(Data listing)
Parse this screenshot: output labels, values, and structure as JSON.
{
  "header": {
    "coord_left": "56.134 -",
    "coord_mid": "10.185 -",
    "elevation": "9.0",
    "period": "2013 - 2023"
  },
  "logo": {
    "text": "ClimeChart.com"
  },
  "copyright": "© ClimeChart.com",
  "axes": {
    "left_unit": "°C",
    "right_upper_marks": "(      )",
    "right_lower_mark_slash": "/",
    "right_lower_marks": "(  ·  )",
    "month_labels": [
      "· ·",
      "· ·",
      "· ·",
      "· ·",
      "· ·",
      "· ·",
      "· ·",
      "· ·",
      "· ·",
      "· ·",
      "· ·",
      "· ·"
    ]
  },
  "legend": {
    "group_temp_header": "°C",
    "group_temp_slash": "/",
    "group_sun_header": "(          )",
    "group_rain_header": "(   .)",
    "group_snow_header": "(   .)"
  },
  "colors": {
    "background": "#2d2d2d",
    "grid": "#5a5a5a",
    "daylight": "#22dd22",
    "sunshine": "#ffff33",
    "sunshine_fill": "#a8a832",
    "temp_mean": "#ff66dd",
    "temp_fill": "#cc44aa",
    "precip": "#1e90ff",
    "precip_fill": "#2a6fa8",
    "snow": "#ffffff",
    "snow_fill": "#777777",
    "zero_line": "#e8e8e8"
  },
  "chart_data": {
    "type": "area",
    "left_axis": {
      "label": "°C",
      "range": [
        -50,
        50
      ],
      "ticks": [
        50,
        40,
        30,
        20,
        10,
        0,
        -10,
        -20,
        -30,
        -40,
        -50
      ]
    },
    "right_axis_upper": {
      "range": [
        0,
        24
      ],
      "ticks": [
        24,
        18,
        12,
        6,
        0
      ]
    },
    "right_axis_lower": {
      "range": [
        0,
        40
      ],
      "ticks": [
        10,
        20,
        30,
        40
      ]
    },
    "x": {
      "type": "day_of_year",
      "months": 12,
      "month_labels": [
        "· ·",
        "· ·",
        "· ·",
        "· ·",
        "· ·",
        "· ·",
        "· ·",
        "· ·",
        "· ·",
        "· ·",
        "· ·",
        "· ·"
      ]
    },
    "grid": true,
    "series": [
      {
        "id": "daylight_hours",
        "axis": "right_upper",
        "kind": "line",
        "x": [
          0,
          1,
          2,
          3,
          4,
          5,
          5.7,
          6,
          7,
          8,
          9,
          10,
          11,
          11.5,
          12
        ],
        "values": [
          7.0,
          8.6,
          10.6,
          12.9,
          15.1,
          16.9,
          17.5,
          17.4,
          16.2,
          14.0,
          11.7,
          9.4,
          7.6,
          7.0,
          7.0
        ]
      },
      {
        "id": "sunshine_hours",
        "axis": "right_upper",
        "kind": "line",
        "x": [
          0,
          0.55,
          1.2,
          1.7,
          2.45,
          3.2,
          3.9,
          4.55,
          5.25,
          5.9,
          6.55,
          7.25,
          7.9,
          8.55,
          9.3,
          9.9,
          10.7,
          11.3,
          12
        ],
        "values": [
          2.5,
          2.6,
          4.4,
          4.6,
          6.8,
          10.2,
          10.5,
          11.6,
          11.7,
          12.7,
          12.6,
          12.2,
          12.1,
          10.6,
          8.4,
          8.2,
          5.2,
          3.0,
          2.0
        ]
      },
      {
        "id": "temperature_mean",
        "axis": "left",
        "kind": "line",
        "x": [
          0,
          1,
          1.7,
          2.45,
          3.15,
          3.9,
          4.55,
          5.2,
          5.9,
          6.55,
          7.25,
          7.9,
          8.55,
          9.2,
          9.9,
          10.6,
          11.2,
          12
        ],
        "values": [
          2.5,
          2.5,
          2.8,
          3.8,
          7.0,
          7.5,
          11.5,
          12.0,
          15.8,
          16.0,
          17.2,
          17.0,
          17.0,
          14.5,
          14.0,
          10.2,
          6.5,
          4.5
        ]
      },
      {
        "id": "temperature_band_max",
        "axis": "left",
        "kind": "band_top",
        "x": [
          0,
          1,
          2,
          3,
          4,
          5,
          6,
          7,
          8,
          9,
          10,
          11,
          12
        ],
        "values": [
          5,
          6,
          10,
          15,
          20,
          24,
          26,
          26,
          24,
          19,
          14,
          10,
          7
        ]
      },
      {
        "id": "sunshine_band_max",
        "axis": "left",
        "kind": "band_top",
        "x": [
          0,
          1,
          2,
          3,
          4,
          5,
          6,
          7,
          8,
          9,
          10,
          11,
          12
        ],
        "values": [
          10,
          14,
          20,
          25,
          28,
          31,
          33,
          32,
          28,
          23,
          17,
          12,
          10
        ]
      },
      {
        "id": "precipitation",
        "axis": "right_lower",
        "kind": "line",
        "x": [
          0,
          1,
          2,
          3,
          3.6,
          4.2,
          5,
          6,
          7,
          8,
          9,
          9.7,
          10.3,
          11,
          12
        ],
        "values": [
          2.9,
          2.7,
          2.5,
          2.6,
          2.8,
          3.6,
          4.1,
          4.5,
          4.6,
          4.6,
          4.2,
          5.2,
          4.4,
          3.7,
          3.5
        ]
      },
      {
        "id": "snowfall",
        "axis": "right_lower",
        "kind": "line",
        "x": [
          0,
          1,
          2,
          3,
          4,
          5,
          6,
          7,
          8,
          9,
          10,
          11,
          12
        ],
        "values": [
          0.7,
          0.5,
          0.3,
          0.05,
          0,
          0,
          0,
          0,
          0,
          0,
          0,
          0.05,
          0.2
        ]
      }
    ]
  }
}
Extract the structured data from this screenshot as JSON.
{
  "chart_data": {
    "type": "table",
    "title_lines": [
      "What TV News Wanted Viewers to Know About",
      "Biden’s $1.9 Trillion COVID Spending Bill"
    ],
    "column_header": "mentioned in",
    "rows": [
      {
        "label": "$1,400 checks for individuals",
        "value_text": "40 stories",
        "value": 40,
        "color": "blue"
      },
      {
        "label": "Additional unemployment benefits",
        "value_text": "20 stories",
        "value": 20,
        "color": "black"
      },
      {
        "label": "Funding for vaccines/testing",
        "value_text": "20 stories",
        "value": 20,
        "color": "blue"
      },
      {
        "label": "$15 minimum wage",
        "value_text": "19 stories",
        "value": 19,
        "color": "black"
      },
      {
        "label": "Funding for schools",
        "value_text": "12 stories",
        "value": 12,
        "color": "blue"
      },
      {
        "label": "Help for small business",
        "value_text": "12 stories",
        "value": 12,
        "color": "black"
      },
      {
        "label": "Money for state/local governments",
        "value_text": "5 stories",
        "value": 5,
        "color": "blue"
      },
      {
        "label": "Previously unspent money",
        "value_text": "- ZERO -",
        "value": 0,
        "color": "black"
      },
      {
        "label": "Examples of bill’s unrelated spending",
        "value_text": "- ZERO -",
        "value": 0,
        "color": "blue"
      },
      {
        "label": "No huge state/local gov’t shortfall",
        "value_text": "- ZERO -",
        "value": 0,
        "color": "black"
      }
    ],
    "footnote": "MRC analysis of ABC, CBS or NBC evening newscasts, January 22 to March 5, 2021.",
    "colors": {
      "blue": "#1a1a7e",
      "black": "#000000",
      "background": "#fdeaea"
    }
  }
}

> WHAT YOU ARE ASKED TO DO
Write out all the data again, exactly as it appears.

> COMPLETE RESPONSE
Parse this screenshot: output labels, values, and structure as JSON.
{
  "header": {
    "coord_left": "56.134 -",
    "coord_mid": "10.185 -",
    "elevation": "9.0",
    "period": "2013 - 2023"
  },
  "logo": {
    "text": "ClimeChart.com"
  },
  "copyright": "© ClimeChart.com",
  "axes": {
    "left_unit": "°C",
    "right_upper_marks": "(      )",
    "right_lower_mark_slash": "/",
    "right_lower_marks": "(  ·  )",
    "month_labels": [
      "· ·",
      "· ·",
      "· ·",
      "· ·",
      "· ·",
      "· ·",
      "· ·",
      "· ·",
      "· ·",
      "· ·",
      "· ·",
      "· ·"
    ]
  },
  "legend": {
    "group_temp_header": "°C",
    "group_temp_slash": "/",
    "group_sun_header": "(          )",
    "group_rain_header": "(   .)",
    "group_snow_header": "(   .)"
  },
  "colors": {
    "background": "#2d2d2d",
    "grid": "#5a5a5a",
    "daylight": "#22dd22",
    "sunshine": "#ffff33",
    "sunshine_fill": "#a8a832",
    "temp_mean": "#ff66dd",
    "temp_fill": "#cc44aa",
    "precip": "#1e90ff",
    "precip_fill": "#2a6fa8",
    "snow": "#ffffff",
    "snow_fill": "#777777",
    "zero_line": "#e8e8e8"
  },
  "chart_data": {
    "type": "area",
    "left_axis": {
      "label": "°C",
      "range": [
        -50,
        50
      ],
      "ticks": [
        50,
        40,
        30,
        20,
        10,
        0,
        -10,
        -20,
        -30,
        -40,
        -50
      ]
    },
    "right_axis_upper": {
      "range": [
        0,
        24
      ],
      "ticks": [
        24,
        18,
        12,
        6,
        0
      ]
    },
    "right_axis_lower": {
      "range": [
        0,
        40
      ],
      "ticks": [
        10,
        20,
        30,
        40
      ]
    },
    "x": {
      "type": "day_of_year",
      "months": 12,
      "month_labels": [
        "· ·",
        "· ·",
        "· ·",
        "· ·",
        "· ·",
        "· ·",
        "· ·",
        "· ·",
        "· ·",
        "· ·",
        "· ·",
        "· ·"
      ]
    },
    "grid": true,
    "series": [
      {
        "id": "daylight_hours",
        "axis": "right_upper",
        "kind": "line",
        "x": [
          0,
          1,
          2,
          3,
          4,
          5,
          5.7,
          6,
          7,
          8,
          9,
          10,
          11,
          11.5,
          12
        ],
        "values": [
          7.0,
          8.6,
          10.6,
          12.9,
          15.1,
          16.9,
          17.5,
          17.4,
          16.2,
          14.0,
          11.7,
          9.4,
          7.6,
          7.0,
          7.0
        ]
      },
      {
        "id": "sunshine_hours",
        "axis": "right_upper",
        "kind": "line",
        "x": [
          0,
          0.55,
          1.2,
          1.7,
          2.45,
          3.2,
          3.9,
          4.55,
          5.25,
          5.9,
          6.55,
          7.25,
          7.9,
          8.55,
          9.3,
          9.9,
          10.7,
          11.3,
          12
        ],
        "values": [
          2.5,
          2.6,
          4.4,
          4.6,
          6.8,
          10.2,
          10.5,
          11.6,
          11.7,
          12.7,
          12.6,
          12.2,
          12.1,
          10.6,
          8.4,
          8.2,
          5.2,
          3.0,
          2.0
        ]
      },
      {
        "id": "temperature_mean",
        "axis": "left",
        "kind": "line",
        "x": [
          0,
          1,
          1.7,
          2.45,
          3.15,
          3.9,
          4.55,
          5.2,
          5.9,
          6.55,
          7.25,
          7.9,
          8.55,
          9.2,
          9.9,
          10.6,
          11.2,
          12
        ],
        "values": [
          2.5,
          2.5,
          2.8,
          3.8,
          7.0,
          7.5,
          11.5,
          12.0,
          15.8,
          16.0,
          17.2,
          17.0,
          17.0,
          14.5,
          14.0,
          10.2,
          6.5,
          4.5
        ]
      },
      {
        "id": "temperature_band_max",
        "axis": "left",
        "kind": "band_top",
        "x": [
          0,
          1,
          2,
          3,
          4,
          5,
          6,
          7,
          8,
          9,
          10,
          11,
          12
        ],
        "values": [
          5,
          6,
          10,
          15,
          20,
          24,
          26,
          26,
          24,
          19,
          14,
          10,
          7
        ]
      },
      {
        "id": "sunshine_band_max",
        "axis": "left",
        "kind": "band_top",
        "x": [
          0,
          1,
          2,
          3,
          4,
          5,
          6,
          7,
          8,
          9,
          10,
          11,
          12
        ],
        "values": [
          10,
          14,
          20,
          25,
          28,
          31,
          33,
          32,
          28,
          23,
          17,
          12,
          10
        ]
      },
      {
        "id": "precipitation",
        "axis": "right_lower",
        "kind": "line",
        "x": [
          0,
          1,
          2,
          3,
          3.6,
          4.2,
          5,
          6,
          7,
          8,
          9,
          9.7,
          10.3,
          11,
          12
        ],
        "values": [
          2.9,
          2.7,
          2.5,
          2.6,
          2.8,
          3.6,
          4.1,
          4.5,
          4.6,
          4.6,
          4.2,
          5.2,
          4.4,
          3.7,
          3.5
        ]
      },
      {
        "id": "snowfall",
        "axis": "right_lower",
        "kind": "line",
        "x": [
          0,
          1,
          2,
          3,
          4,
          5,
          6,
          7,
          8,
          9,
          10,
          11,
          12
        ],
        "values": [
          0.7,
          0.5,
          0.3,
          0.05,
          0,
          0,
          0,
          0,
          0,
          0,
          0,
          0.05,
          0.2
        ]
      }
    ]
  }
}
Extract the structured data from this screenshot as JSON.
{
  "chart_data": {
    "type": "table",
    "title_lines": [
      "What TV News Wanted Viewers to Know About",
      "Biden’s $1.9 Trillion COVID Spending Bill"
    ],
    "column_header": "mentioned in",
    "rows": [
      {
        "label": "$1,400 checks for individuals",
        "value_text": "40 stories",
        "value": 40,
        "color": "blue"
      },
      {
        "label": "Additional unemployment benefits",
        "value_text": "20 stories",
        "value": 20,
        "color": "black"
      },
      {
        "label": "Funding for vaccines/testing",
        "value_text": "20 stories",
        "value": 20,
        "color": "blue"
      },
      {
        "label": "$15 minimum wage",
        "value_text": "19 stories",
        "value": 19,
        "color": "black"
      },
      {
        "label": "Funding for schools",
        "value_text": "12 stories",
        "value": 12,
        "color": "blue"
      },
      {
        "label": "Help for small business",
        "value_text": "12 stories",
        "value": 12,
        "color": "black"
      },
      {
        "label": "Money for state/local governments",
        "value_text": "5 stories",
        "value": 5,
        "color": "blue"
      },
      {
        "label": "Previously unspent money",
        "value_text": "- ZERO -",
        "value": 0,
        "color": "black"
      },
      {
        "label": "Examples of bill’s unrelated spending",
        "value_text": "- ZERO -",
        "value": 0,
        "color": "blue"
      },
      {
        "label": "No huge state/local gov’t shortfall",
        "value_text": "- ZERO -",
        "value": 0,
        "color": "black"
      }
    ],
    "footnote": "MRC analysis of ABC, CBS or NBC evening newscasts, January 22 to March 5, 2021.",
    "colors": {
      "blue": "#1a1a7e",
      "black": "#000000",
      "background": "#fdeaea"
    }
  }
}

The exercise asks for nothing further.